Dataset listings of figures
=-=-=

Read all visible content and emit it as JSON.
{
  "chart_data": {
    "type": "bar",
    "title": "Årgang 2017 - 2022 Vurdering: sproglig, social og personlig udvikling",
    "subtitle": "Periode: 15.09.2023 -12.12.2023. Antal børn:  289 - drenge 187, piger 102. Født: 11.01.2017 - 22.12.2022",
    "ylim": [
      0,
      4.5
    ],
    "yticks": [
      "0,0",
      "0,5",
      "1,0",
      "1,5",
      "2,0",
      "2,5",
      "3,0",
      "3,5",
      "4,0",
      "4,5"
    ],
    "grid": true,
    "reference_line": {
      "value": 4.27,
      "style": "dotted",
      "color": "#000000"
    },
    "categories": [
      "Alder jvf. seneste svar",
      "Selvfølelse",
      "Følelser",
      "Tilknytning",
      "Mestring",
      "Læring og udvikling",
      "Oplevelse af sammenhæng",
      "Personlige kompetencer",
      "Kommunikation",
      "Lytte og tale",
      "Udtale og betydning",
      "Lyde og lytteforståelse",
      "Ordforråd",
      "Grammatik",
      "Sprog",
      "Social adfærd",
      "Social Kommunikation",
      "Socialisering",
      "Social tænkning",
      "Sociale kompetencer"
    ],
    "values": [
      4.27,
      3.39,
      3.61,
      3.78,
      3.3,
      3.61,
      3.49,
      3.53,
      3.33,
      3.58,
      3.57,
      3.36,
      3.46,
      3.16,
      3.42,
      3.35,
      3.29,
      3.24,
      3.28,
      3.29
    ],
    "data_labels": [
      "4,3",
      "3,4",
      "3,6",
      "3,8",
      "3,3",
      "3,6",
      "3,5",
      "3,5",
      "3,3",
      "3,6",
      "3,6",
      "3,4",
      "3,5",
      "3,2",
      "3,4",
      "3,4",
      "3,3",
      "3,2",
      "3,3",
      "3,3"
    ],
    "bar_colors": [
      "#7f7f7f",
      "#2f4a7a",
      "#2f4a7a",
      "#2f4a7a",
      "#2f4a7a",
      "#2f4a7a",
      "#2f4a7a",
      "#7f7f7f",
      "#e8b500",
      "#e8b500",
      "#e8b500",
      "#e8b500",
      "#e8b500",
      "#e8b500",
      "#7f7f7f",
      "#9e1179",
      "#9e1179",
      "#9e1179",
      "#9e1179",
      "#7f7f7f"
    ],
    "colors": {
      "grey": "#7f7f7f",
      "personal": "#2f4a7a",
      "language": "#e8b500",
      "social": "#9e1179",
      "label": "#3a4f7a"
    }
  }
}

=-=-=

### [INSTRUCTIONS FOR THE TASK]
Write out every record, exactly as written.

### [RESPONSE TO THE EXERCISE]
Read all visible content and emit it as JSON.
{
  "chart_data": {
    "type": "bar",
    "title": "Årgang 2017 - 2022 Vurdering: sproglig, social og personlig udvikling",
    "subtitle": "Periode: 15.09.2023 -12.12.2023. Antal børn:  289 - drenge 187, piger 102. Født: 11.01.2017 - 22.12.2022",
    "ylim": [
      0,
      4.5
    ],
    "yticks": [
      "0,0",
      "0,5",
      "1,0",
      "1,5",
      "2,0",
      "2,5",
      "3,0",
      "3,5",
      "4,0",
      "4,5"
    ],
    "grid": true,
    "reference_line": {
      "value": 4.27,
      "style": "dotted",
      "color": "#000000"
    },
    "categories": [
      "Alder jvf. seneste svar",
      "Selvfølelse",
      "Følelser",
      "Tilknytning",
      "Mestring",
      "Læring og udvikling",
      "Oplevelse af sammenhæng",
      "Personlige kompetencer",
      "Kommunikation",
      "Lytte og tale",
      "Udtale og betydning",
      "Lyde og lytteforståelse",
      "Ordforråd",
      "Grammatik",
      "Sprog",
      "Social adfærd",
      "Social Kommunikation",
      "Socialisering",
      "Social tænkning",
      "Sociale kompetencer"
    ],
    "values": [
      4.27,
      3.39,
      3.61,
      3.78,
      3.3,
      3.61,
      3.49,
      3.53,
      3.33,
      3.58,
      3.57,
      3.36,
      3.46,
      3.16,
      3.42,
      3.35,
      3.29,
      3.24,
      3.28,
      3.29
    ],
    "data_labels": [
      "4,3",
      "3,4",
      "3,6",
      "3,8",
      "3,3",
      "3,6",
      "3,5",
      "3,5",
      "3,3",
      "3,6",
      "3,6",
      "3,4",
      "3,5",
      "3,2",
      "3,4",
      "3,4",
      "3,3",
      "3,2",
      "3,3",
      "3,3"
    ],
    "bar_colors": [
      "#7f7f7f",
      "#2f4a7a",
      "#2f4a7a",
      "#2f4a7a",
      "#2f4a7a",
      "#2f4a7a",
      "#2f4a7a",
      "#7f7f7f",
      "#e8b500",
      "#e8b500",
      "#e8b500",
      "#e8b500",
      "#e8b500",
      "#e8b500",
      "#7f7f7f",
      "#9e1179",
      "#9e1179",
      "#9e1179",
      "#9e1179",
      "#7f7f7f"
    ],
    "colors": {
      "grey": "#7f7f7f",
      "personal": "#2f4a7a",
      "language": "#e8b500",
      "social": "#9e1179",
      "label": "#3a4f7a"
    }
  }
}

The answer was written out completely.